Work to complete: Reproduce all entries verbatim, with nothing added or dropped.
---------- Supplied material ----------
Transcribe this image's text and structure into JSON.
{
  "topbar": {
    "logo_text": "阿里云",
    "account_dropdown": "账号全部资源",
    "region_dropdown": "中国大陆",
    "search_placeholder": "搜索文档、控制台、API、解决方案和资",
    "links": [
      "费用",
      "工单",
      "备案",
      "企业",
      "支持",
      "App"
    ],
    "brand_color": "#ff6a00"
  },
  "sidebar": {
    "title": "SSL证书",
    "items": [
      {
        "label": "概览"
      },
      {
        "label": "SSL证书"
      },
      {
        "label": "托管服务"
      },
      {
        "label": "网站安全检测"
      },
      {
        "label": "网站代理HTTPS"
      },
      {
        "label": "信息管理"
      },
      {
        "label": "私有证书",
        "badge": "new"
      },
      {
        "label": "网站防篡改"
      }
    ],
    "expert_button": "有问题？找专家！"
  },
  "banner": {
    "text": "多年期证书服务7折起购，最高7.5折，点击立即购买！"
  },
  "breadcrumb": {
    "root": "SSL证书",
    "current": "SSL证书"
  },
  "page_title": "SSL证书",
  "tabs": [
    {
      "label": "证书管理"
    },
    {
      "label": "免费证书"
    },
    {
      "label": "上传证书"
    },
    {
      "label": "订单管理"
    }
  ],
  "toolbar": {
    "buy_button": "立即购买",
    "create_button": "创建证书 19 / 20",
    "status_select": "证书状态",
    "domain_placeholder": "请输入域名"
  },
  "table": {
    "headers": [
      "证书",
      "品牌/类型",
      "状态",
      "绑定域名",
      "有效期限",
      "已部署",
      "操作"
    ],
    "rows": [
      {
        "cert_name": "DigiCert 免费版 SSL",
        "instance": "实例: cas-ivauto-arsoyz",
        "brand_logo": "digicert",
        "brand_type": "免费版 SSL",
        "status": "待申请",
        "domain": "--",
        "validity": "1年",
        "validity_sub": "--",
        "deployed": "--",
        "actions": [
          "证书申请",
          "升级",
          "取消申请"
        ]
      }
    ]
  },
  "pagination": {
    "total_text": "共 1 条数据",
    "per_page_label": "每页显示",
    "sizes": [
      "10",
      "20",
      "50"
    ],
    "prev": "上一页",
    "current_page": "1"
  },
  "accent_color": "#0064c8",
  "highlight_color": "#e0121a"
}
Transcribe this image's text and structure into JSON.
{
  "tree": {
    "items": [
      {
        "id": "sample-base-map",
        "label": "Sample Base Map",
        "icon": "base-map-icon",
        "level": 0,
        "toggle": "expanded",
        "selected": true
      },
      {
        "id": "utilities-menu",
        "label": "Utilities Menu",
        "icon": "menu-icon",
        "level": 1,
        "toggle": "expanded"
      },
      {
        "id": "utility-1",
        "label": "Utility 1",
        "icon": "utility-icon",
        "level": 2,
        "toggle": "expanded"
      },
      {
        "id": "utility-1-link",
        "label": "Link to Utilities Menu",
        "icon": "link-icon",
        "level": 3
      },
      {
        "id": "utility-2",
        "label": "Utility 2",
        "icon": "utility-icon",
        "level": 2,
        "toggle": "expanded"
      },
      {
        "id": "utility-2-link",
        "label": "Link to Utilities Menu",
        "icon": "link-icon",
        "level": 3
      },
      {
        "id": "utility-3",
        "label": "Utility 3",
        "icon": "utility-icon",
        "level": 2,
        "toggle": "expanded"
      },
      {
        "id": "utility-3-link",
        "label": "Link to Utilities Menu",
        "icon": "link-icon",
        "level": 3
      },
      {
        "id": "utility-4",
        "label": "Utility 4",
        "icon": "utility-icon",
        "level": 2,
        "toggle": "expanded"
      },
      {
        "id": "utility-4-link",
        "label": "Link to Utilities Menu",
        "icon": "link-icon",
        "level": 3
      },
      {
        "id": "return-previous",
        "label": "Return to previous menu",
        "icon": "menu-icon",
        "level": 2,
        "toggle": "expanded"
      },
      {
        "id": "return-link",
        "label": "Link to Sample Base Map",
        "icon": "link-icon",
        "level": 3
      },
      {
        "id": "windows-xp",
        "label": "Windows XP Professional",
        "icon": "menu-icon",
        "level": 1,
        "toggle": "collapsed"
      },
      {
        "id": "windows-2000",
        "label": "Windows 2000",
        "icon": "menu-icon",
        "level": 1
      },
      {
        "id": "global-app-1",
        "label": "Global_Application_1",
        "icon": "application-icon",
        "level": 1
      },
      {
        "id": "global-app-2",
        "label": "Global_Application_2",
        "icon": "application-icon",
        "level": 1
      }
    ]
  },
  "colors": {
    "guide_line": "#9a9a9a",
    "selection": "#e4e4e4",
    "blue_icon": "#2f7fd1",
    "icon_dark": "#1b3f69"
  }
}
----------
Task answer:
Transcribe this image's text and structure into JSON.
{
  "topbar": {
    "logo_text": "阿里云",
    "account_dropdown": "账号全部资源",
    "region_dropdown": "中国大陆",
    "search_placeholder": "搜索文档、控制台、API、解决方案和资",
    "links": [
      "费用",
      "工单",
      "备案",
      "企业",
      "支持",
      "App"
    ],
    "brand_color": "#ff6a00"
  },
  "sidebar": {
    "title": "SSL证书",
    "items": [
      {
        "label": "概览"
      },
      {
        "label": "SSL证书"
      },
      {
        "label": "托管服务"
      },
      {
        "label": "网站安全检测"
      },
      {
        "label": "网站代理HTTPS"
      },
      {
        "label": "信息管理"
      },
      {
        "label": "私有证书",
        "badge": "new"
      },
      {
        "label": "网站防篡改"
      }
    ],
    "expert_button": "有问题？找专家！"
  },
  "banner": {
    "text": "多年期证书服务7折起购，最高7.5折，点击立即购买！"
  },
  "breadcrumb": {
    "root": "SSL证书",
    "current": "SSL证书"
  },
  "page_title": "SSL证书",
  "tabs": [
    {
      "label": "证书管理"
    },
    {
      "label": "免费证书"
    },
    {
      "label": "上传证书"
    },
    {
      "label": "订单管理"
    }
  ],
  "toolbar": {
    "buy_button": "立即购买",
    "create_button": "创建证书 19 / 20",
    "status_select": "证书状态",
    "domain_placeholder": "请输入域名"
  },
  "table": {
    "headers": [
      "证书",
      "品牌/类型",
      "状态",
      "绑定域名",
      "有效期限",
      "已部署",
      "操作"
    ],
    "rows": [
      {
        "cert_name": "DigiCert 免费版 SSL",
        "instance": "实例: cas-ivauto-arsoyz",
        "brand_logo": "digicert",
        "brand_type": "免费版 SSL",
        "status": "待申请",
        "domain": "--",
        "validity": "1年",
        "validity_sub": "--",
        "deployed": "--",
        "actions": [
          "证书申请",
          "升级",
          "取消申请"
        ]
      }
    ]
  },
  "pagination": {
    "total_text": "共 1 条数据",
    "per_page_label": "每页显示",
    "sizes": [
      "10",
      "20",
      "50"
    ],
    "prev": "上一页",
    "current_page": "1"
  },
  "accent_color": "#0064c8",
  "highlight_color": "#e0121a"
}
Transcribe this image's text and structure into JSON.
{
  "tree": {
    "items": [
      {
        "id": "sample-base-map",
        "label": "Sample Base Map",
        "icon": "base-map-icon",
        "level": 0,
        "toggle": "expanded",
        "selected": true
      },
      {
        "id": "utilities-menu",
        "label": "Utilities Menu",
        "icon": "menu-icon",
        "level": 1,
        "toggle": "expanded"
      },
      {
        "id": "utility-1",
        "label": "Utility 1",
        "icon": "utility-icon",
        "level": 2,
        "toggle": "expanded"
      },
      {
        "id": "utility-1-link",
        "label": "Link to Utilities Menu",
        "icon": "link-icon",
        "level": 3
      },
      {
        "id": "utility-2",
        "label": "Utility 2",
        "icon": "utility-icon",
        "level": 2,
        "toggle": "expanded"
      },
      {
        "id": "utility-2-link",
        "label": "Link to Utilities Menu",
        "icon": "link-icon",
        "level": 3
      },
      {
        "id": "utility-3",
        "label": "Utility 3",
        "icon": "utility-icon",
        "level": 2,
        "toggle": "expanded"
      },
      {
        "id": "utility-3-link",
        "label": "Link to Utilities Menu",
        "icon": "link-icon",
        "level": 3
      },
      {
        "id": "utility-4",
        "label": "Utility 4",
        "icon": "utility-icon",
        "level": 2,
        "toggle": "expanded"
      },
      {
        "id": "utility-4-link",
        "label": "Link to Utilities Menu",
        "icon": "link-icon",
        "level": 3
      },
      {
        "id": "return-previous",
        "label": "Return to previous menu",
        "icon": "menu-icon",
        "level": 2,
        "toggle": "expanded"
      },
      {
        "id": "return-link",
        "label": "Link to Sample Base Map",
        "icon": "link-icon",
        "level": 3
      },
      {
        "id": "windows-xp",
        "label": "Windows XP Professional",
        "icon": "menu-icon",
        "level": 1,
        "toggle": "collapsed"
      },
      {
        "id": "windows-2000",
        "label": "Windows 2000",
        "icon": "menu-icon",
        "level": 1
      },
      {
        "id": "global-app-1",
        "label": "Global_Application_1",
        "icon": "application-icon",
        "level": 1
      },
      {
        "id": "global-app-2",
        "label": "Global_Application_2",
        "icon": "application-icon",
        "level": 1
      }
    ]
  },
  "colors": {
    "guide_line": "#9a9a9a",
    "selection": "#e4e4e4",
    "blue_icon": "#2f7fd1",
    "icon_dark": "#1b3f69"
  }
}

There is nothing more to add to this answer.